Leave out the pictures and reproduce all of the data exactly.
--- Start ---
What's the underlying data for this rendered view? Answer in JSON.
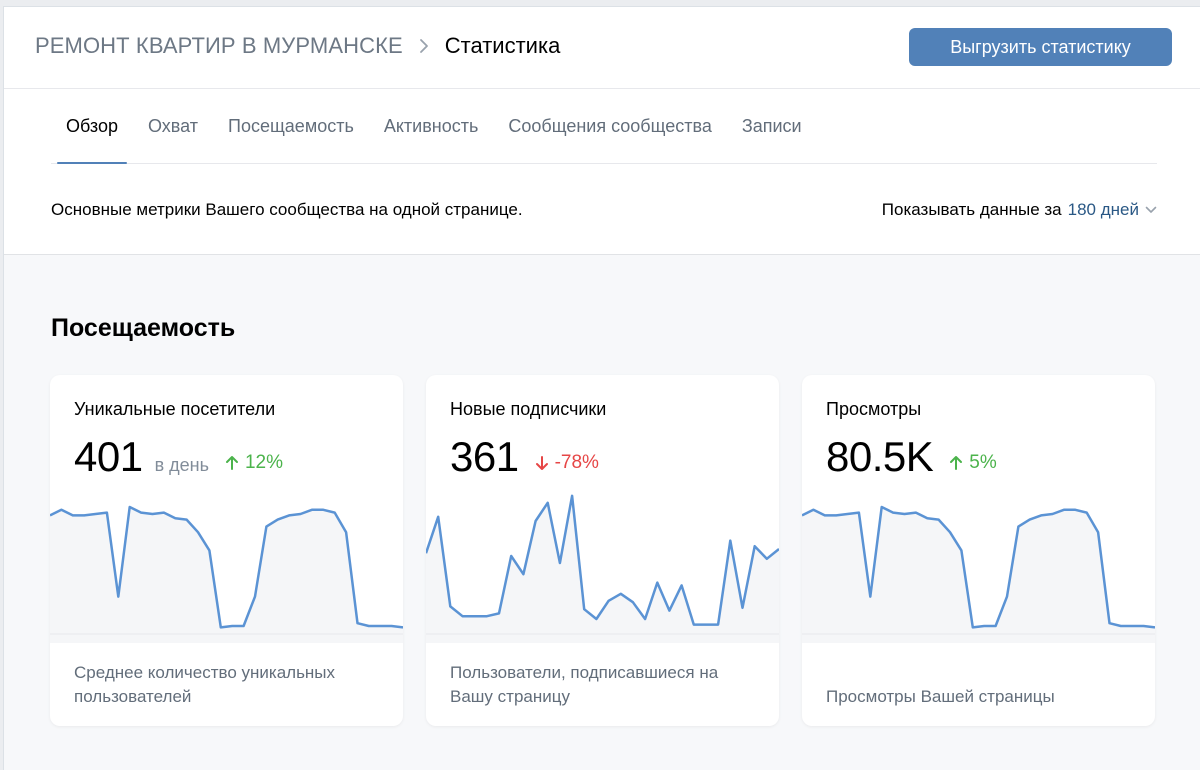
{
  "header": {
    "community": "РЕМОНТ КВАРТИР В МУРМАНСКЕ",
    "page": "Статистика",
    "export_label": "Выгрузить статистику"
  },
  "tabs": [
    {
      "label": "Обзор",
      "active": true
    },
    {
      "label": "Охват",
      "active": false
    },
    {
      "label": "Посещаемость",
      "active": false
    },
    {
      "label": "Активность",
      "active": false
    },
    {
      "label": "Сообщения сообщества",
      "active": false
    },
    {
      "label": "Записи",
      "active": false
    }
  ],
  "subline": {
    "description": "Основные метрики Вашего сообщества на одной странице.",
    "period_prefix": "Показывать данные за",
    "period_value": "180 дней"
  },
  "section_title": "Посещаемость",
  "colors": {
    "accent": "#5181b8",
    "link": "#2a5885",
    "positive": "#4bb34b",
    "negative": "#e64646",
    "line": "#5b93d4",
    "area": "#f5f6f8"
  },
  "icons": {
    "breadcrumb_separator": "chevron-right-icon",
    "period_dropdown": "chevron-down-icon",
    "trend_up": "arrow-up-icon",
    "trend_down": "arrow-down-icon"
  },
  "cards": [
    {
      "title": "Уникальные посетители",
      "value": "401",
      "unit": "в день",
      "change": "12%",
      "direction": "up",
      "description": "Среднее количество уникальных пользователей"
    },
    {
      "title": "Новые подписчики",
      "value": "361",
      "unit": "",
      "change": "-78%",
      "direction": "down",
      "description": "Пользователи, подписавшиеся на Вашу страницу"
    },
    {
      "title": "Просмотры",
      "value": "80.5K",
      "unit": "",
      "change": "5%",
      "direction": "up",
      "description": "Просмотры Вашей страницы"
    }
  ],
  "chart_data": [
    {
      "type": "area",
      "series": [
        {
          "values": [
            84,
            88,
            84,
            84,
            85,
            86,
            26,
            90,
            86,
            85,
            86,
            82,
            81,
            72,
            59,
            4,
            5,
            5,
            26,
            76,
            81,
            84,
            85,
            88,
            88,
            86,
            72,
            7,
            5,
            5,
            5,
            4
          ]
        }
      ],
      "ylim": [
        0,
        100
      ]
    },
    {
      "type": "area",
      "series": [
        {
          "values": [
            57,
            83,
            19,
            12,
            12,
            12,
            14,
            55,
            42,
            80,
            93,
            50,
            98,
            17,
            10,
            23,
            28,
            22,
            10,
            36,
            16,
            34,
            6,
            6,
            6,
            66,
            18,
            62,
            53,
            60
          ]
        }
      ],
      "ylim": [
        0,
        100
      ]
    },
    {
      "type": "area",
      "series": [
        {
          "values": [
            84,
            88,
            84,
            84,
            85,
            86,
            26,
            90,
            86,
            85,
            86,
            82,
            81,
            72,
            59,
            4,
            5,
            5,
            26,
            76,
            81,
            84,
            85,
            88,
            88,
            86,
            72,
            7,
            5,
            5,
            5,
            4
          ]
        }
      ],
      "ylim": [
        0,
        100
      ]
    }
  ]
}
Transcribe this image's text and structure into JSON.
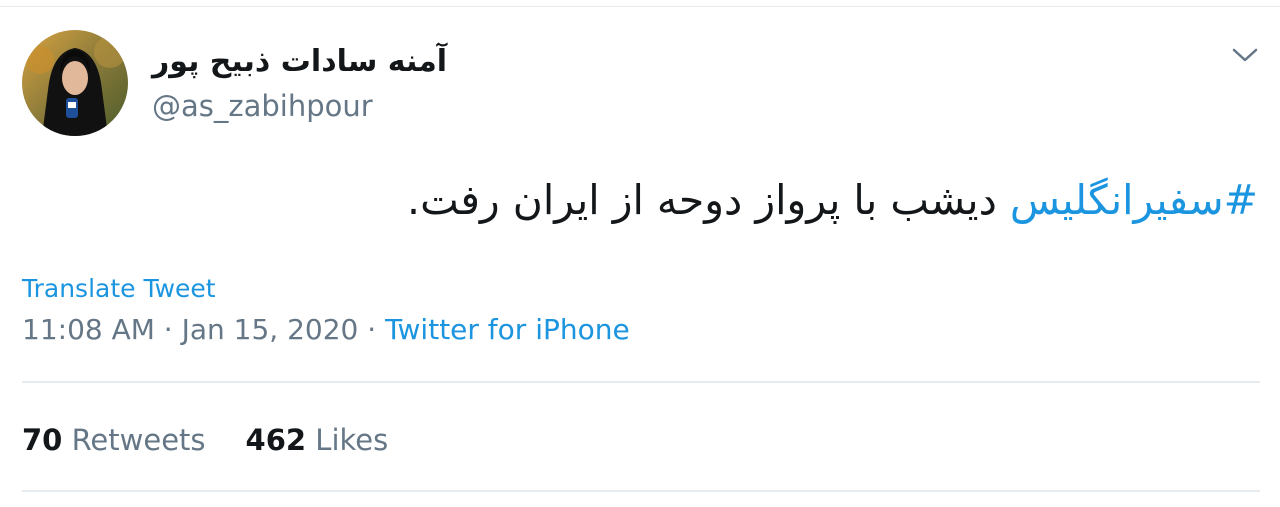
{
  "tweet": {
    "author": {
      "display_name": "آمنه سادات ذبیح پور",
      "handle": "@as_zabihpour"
    },
    "text": {
      "hashtag": "#سفیرانگلیس",
      "body": " دیشب با پرواز دوحه از ایران رفت."
    },
    "translate_label": "Translate Tweet",
    "time": "11:08 AM",
    "separator": " · ",
    "date": "Jan 15, 2020",
    "source": "Twitter for iPhone",
    "stats": {
      "retweets_count": "70",
      "retweets_label": "Retweets",
      "likes_count": "462",
      "likes_label": "Likes"
    }
  },
  "colors": {
    "link": "#1b95e0",
    "muted": "#657786",
    "text": "#14171a",
    "divider": "#e6ecf0"
  },
  "icons": {
    "avatar": "profile-photo",
    "menu": "chevron-down-icon"
  }
}
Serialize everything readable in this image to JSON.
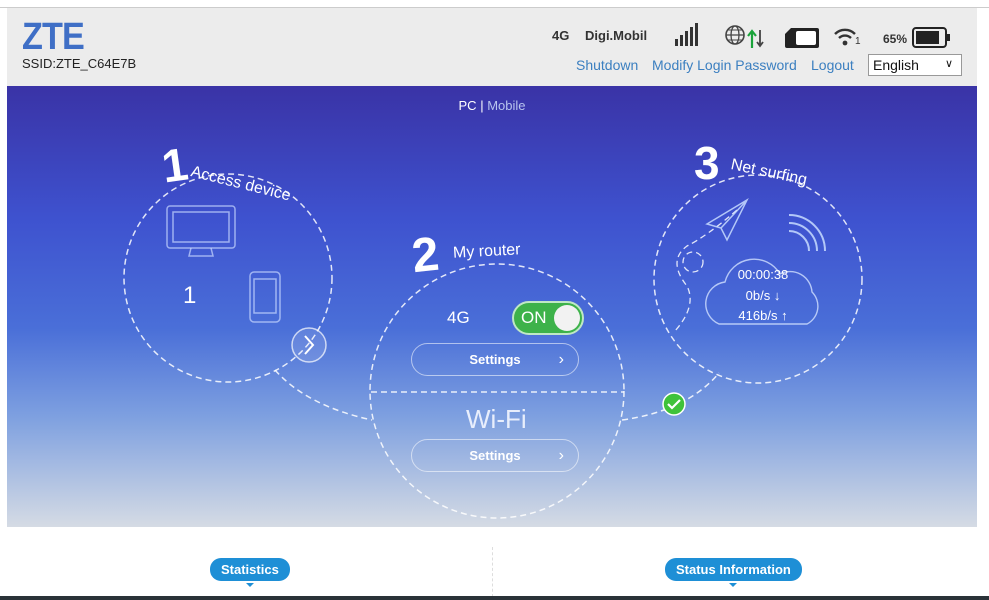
{
  "header": {
    "logo": "ZTE",
    "ssid": "SSID:ZTE_C64E7B",
    "network_type": "4G",
    "operator": "Digi.Mobil",
    "wifi_clients": "1",
    "battery": "65%",
    "links": {
      "shutdown": "Shutdown",
      "modify_password": "Modify Login Password",
      "logout": "Logout"
    },
    "language": "English"
  },
  "view": {
    "pc": "PC",
    "sep": "|",
    "mobile": "Mobile"
  },
  "step1": {
    "num": "1",
    "title": "Access device",
    "devices": "1"
  },
  "step2": {
    "num": "2",
    "title": "My router",
    "net_label": "4G",
    "toggle": "ON",
    "settings1": "Settings",
    "wifi_label": "Wi-Fi",
    "settings2": "Settings"
  },
  "step3": {
    "num": "3",
    "title": "Net surfing",
    "duration": "00:00:38",
    "down": "0b/s ↓",
    "up": "416b/s ↑"
  },
  "bottom": {
    "statistics": "Statistics",
    "status": "Status Information"
  },
  "colors": {
    "accent": "#3b7fc0",
    "toggle_on": "#3db24a",
    "bubble": "#1e8fd6"
  }
}
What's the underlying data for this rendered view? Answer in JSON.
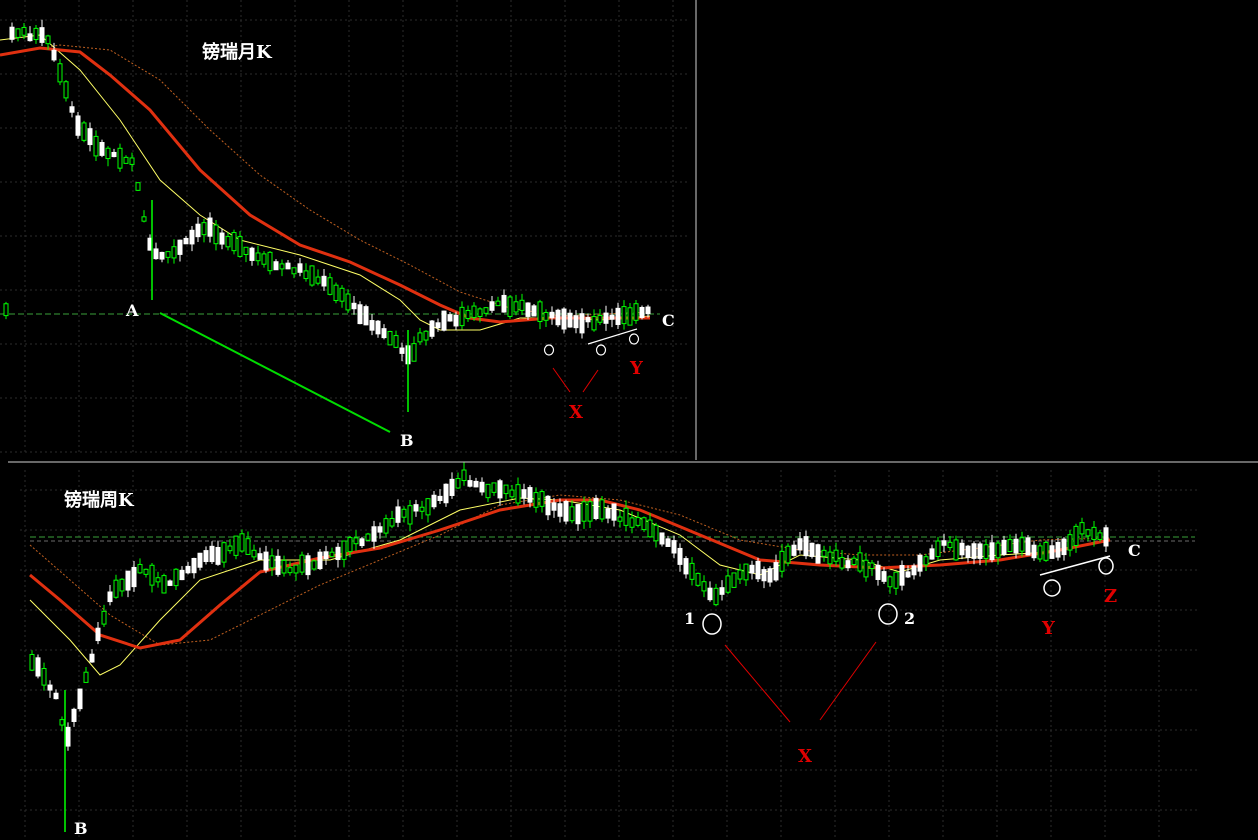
{
  "chart_data": [
    {
      "type": "candlestick",
      "title": "镑瑞月K",
      "annotations": {
        "A": "A",
        "B": "B",
        "C": "C",
        "X": "X",
        "Y": "Y"
      },
      "line_colors": {
        "up": "#00ff00",
        "down": "#ffffff",
        "ma_short": "#ffff66",
        "ma_long": "#e03010",
        "ma_dotted": "#c06020",
        "trend": "#00dd00",
        "marker": "#e00000"
      }
    },
    {
      "type": "candlestick",
      "title": "镑瑞周K",
      "annotations": {
        "B": "B",
        "C": "C",
        "X": "X",
        "Y": "Y",
        "Z": "Z",
        "p1": "1",
        "p2": "2"
      }
    }
  ]
}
--- End ---
__The reply__
What's the underlying data for this rendered view? Answer in JSON.
{
  "header": {
    "community": "РЕМОНТ КВАРТИР В МУРМАНСКЕ",
    "page": "Статистика",
    "export_label": "Выгрузить статистику"
  },
  "tabs": [
    {
      "label": "Обзор",
      "active": true
    },
    {
      "label": "Охват",
      "active": false
    },
    {
      "label": "Посещаемость",
      "active": false
    },
    {
      "label": "Активность",
      "active": false
    },
    {
      "label": "Сообщения сообщества",
      "active": false
    },
    {
      "label": "Записи",
      "active": false
    }
  ],
  "subline": {
    "description": "Основные метрики Вашего сообщества на одной странице.",
    "period_prefix": "Показывать данные за",
    "period_value": "180 дней"
  },
  "section_title": "Посещаемость",
  "colors": {
    "accent": "#5181b8",
    "link": "#2a5885",
    "positive": "#4bb34b",
    "negative": "#e64646",
    "line": "#5b93d4",
    "area": "#f5f6f8"
  },
  "icons": {
    "breadcrumb_separator": "chevron-right-icon",
    "period_dropdown": "chevron-down-icon",
    "trend_up": "arrow-up-icon",
    "trend_down": "arrow-down-icon"
  },
  "cards": [
    {
      "title": "Уникальные посетители",
      "value": "401",
      "unit": "в день",
      "change": "12%",
      "direction": "up",
      "description": "Среднее количество уникальных пользователей"
    },
    {
      "title": "Новые подписчики",
      "value": "361",
      "unit": "",
      "change": "-78%",
      "direction": "down",
      "description": "Пользователи, подписавшиеся на Вашу страницу"
    },
    {
      "title": "Просмотры",
      "value": "80.5K",
      "unit": "",
      "change": "5%",
      "direction": "up",
      "description": "Просмотры Вашей страницы"
    }
  ],
  "chart_data": [
    {
      "type": "area",
      "series": [
        {
          "values": [
            84,
            88,
            84,
            84,
            85,
            86,
            26,
            90,
            86,
            85,
            86,
            82,
            81,
            72,
            59,
            4,
            5,
            5,
            26,
            76,
            81,
            84,
            85,
            88,
            88,
            86,
            72,
            7,
            5,
            5,
            5,
            4
          ]
        }
      ],
      "ylim": [
        0,
        100
      ]
    },
    {
      "type": "area",
      "series": [
        {
          "values": [
            57,
            83,
            19,
            12,
            12,
            12,
            14,
            55,
            42,
            80,
            93,
            50,
            98,
            17,
            10,
            23,
            28,
            22,
            10,
            36,
            16,
            34,
            6,
            6,
            6,
            66,
            18,
            62,
            53,
            60
          ]
        }
      ],
      "ylim": [
        0,
        100
      ]
    },
    {
      "type": "area",
      "series": [
        {
          "values": [
            84,
            88,
            84,
            84,
            85,
            86,
            26,
            90,
            86,
            85,
            86,
            82,
            81,
            72,
            59,
            4,
            5,
            5,
            26,
            76,
            81,
            84,
            85,
            88,
            88,
            86,
            72,
            7,
            5,
            5,
            5,
            4
          ]
        }
      ],
      "ylim": [
        0,
        100
      ]
    }
  ]
}
Transcribe this image's text and structure into JSON.
{
  "tweet": {
    "author": {
      "display_name": "آمنه سادات ذبیح پور",
      "handle": "@as_zabihpour"
    },
    "text": {
      "hashtag": "#سفیرانگلیس",
      "body": " دیشب با پرواز دوحه از ایران رفت."
    },
    "translate_label": "Translate Tweet",
    "time": "11:08 AM",
    "separator": " · ",
    "date": "Jan 15, 2020",
    "source": "Twitter for iPhone",
    "stats": {
      "retweets_count": "70",
      "retweets_label": "Retweets",
      "likes_count": "462",
      "likes_label": "Likes"
    }
  },
  "colors": {
    "link": "#1b95e0",
    "muted": "#657786",
    "text": "#14171a",
    "divider": "#e6ecf0"
  },
  "icons": {
    "avatar": "profile-photo",
    "menu": "chevron-down-icon"
  }
}
Serialize everything readable in this image to JSON.
{
  "header": {
    "logo": "ZTE",
    "ssid": "SSID:ZTE_C64E7B",
    "network_type": "4G",
    "operator": "Digi.Mobil",
    "wifi_clients": "1",
    "battery": "65%",
    "links": {
      "shutdown": "Shutdown",
      "modify_password": "Modify Login Password",
      "logout": "Logout"
    },
    "language": "English"
  },
  "view": {
    "pc": "PC",
    "sep": "|",
    "mobile": "Mobile"
  },
  "step1": {
    "num": "1",
    "title": "Access device",
    "devices": "1"
  },
  "step2": {
    "num": "2",
    "title": "My router",
    "net_label": "4G",
    "toggle": "ON",
    "settings1": "Settings",
    "wifi_label": "Wi-Fi",
    "settings2": "Settings"
  },
  "step3": {
    "num": "3",
    "title": "Net surfing",
    "duration": "00:00:38",
    "down": "0b/s ↓",
    "up": "416b/s ↑"
  },
  "bottom": {
    "statistics": "Statistics",
    "status": "Status Information"
  },
  "colors": {
    "accent": "#3b7fc0",
    "toggle_on": "#3db24a",
    "bubble": "#1e8fd6"
  }
}
What's the underlying data for this rendered view? Answer in JSON.
{
  "chart_data": [
    {
      "type": "candlestick",
      "title": "镑瑞月K",
      "annotations": {
        "A": "A",
        "B": "B",
        "C": "C",
        "X": "X",
        "Y": "Y"
      },
      "line_colors": {
        "up": "#00ff00",
        "down": "#ffffff",
        "ma_short": "#ffff66",
        "ma_long": "#e03010",
        "ma_dotted": "#c06020",
        "trend": "#00dd00",
        "marker": "#e00000"
      }
    },
    {
      "type": "candlestick",
      "title": "镑瑞周K",
      "annotations": {
        "B": "B",
        "C": "C",
        "X": "X",
        "Y": "Y",
        "Z": "Z",
        "p1": "1",
        "p2": "2"
      }
    }
  ]
}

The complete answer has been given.